■ **WHAT THE TASK REQUIRES**:
State the number of lines with the string "Hammer" in them, and nothing else.

-- Start RECORD EXTRACTS --

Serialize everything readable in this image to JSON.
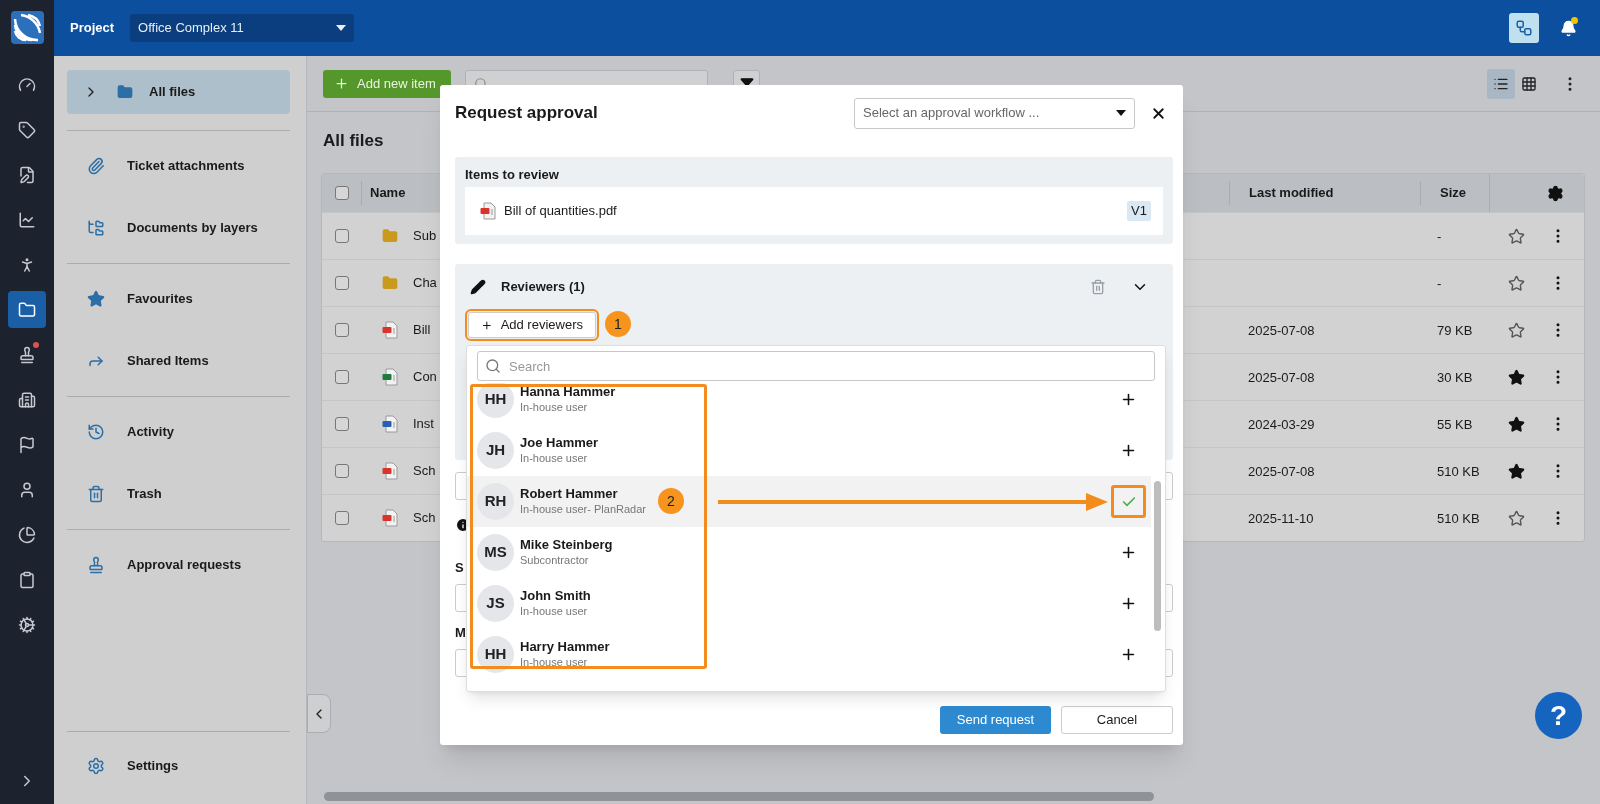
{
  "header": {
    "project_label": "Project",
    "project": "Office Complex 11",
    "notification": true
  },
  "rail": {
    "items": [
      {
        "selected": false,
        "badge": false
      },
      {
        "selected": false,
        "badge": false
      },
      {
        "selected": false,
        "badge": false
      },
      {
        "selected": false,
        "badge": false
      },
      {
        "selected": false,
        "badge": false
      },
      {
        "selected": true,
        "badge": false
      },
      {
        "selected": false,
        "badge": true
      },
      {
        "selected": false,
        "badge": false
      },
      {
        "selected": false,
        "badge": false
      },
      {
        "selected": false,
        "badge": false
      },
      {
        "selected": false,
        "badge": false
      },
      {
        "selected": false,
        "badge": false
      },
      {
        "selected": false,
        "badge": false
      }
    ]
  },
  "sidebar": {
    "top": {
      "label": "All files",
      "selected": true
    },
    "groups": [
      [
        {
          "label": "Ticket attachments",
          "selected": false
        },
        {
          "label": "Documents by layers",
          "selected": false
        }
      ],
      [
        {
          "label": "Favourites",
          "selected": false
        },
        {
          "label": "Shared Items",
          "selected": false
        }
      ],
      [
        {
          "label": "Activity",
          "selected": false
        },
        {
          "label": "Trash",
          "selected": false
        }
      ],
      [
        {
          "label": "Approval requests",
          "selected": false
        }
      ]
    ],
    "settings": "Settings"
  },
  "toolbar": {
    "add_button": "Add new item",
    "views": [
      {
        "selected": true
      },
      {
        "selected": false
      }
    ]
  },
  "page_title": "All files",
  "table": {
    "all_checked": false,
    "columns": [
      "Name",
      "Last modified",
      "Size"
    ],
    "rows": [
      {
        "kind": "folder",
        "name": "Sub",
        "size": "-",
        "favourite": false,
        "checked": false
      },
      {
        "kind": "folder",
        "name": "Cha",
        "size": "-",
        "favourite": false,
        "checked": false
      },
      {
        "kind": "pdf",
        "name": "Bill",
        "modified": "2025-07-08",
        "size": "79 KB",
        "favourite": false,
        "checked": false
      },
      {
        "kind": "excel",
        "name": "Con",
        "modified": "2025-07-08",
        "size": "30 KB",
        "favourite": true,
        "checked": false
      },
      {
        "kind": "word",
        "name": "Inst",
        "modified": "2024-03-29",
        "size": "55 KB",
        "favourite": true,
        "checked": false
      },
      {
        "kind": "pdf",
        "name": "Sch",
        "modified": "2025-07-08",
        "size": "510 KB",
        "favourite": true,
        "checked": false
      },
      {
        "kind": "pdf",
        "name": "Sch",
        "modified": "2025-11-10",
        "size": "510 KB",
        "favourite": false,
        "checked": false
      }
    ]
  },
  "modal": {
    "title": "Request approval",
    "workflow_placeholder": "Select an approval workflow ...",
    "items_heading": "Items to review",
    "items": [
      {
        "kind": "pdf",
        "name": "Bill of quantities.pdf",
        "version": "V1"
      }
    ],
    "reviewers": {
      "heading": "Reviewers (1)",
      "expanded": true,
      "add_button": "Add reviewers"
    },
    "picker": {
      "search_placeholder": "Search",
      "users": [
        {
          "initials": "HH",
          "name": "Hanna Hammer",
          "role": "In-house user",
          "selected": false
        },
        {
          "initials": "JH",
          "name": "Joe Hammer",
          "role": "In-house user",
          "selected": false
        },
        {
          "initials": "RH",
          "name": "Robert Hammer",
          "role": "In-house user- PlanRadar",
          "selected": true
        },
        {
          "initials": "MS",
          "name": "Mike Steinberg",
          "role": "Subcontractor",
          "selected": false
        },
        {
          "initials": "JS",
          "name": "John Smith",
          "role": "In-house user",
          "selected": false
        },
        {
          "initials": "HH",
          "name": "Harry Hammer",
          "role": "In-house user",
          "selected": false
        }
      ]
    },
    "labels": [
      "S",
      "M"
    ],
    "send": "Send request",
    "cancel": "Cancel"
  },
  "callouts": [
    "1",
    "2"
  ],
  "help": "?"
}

-- End RECORD EXTRACTS --

■ **SOLVED PROBLEM**:
4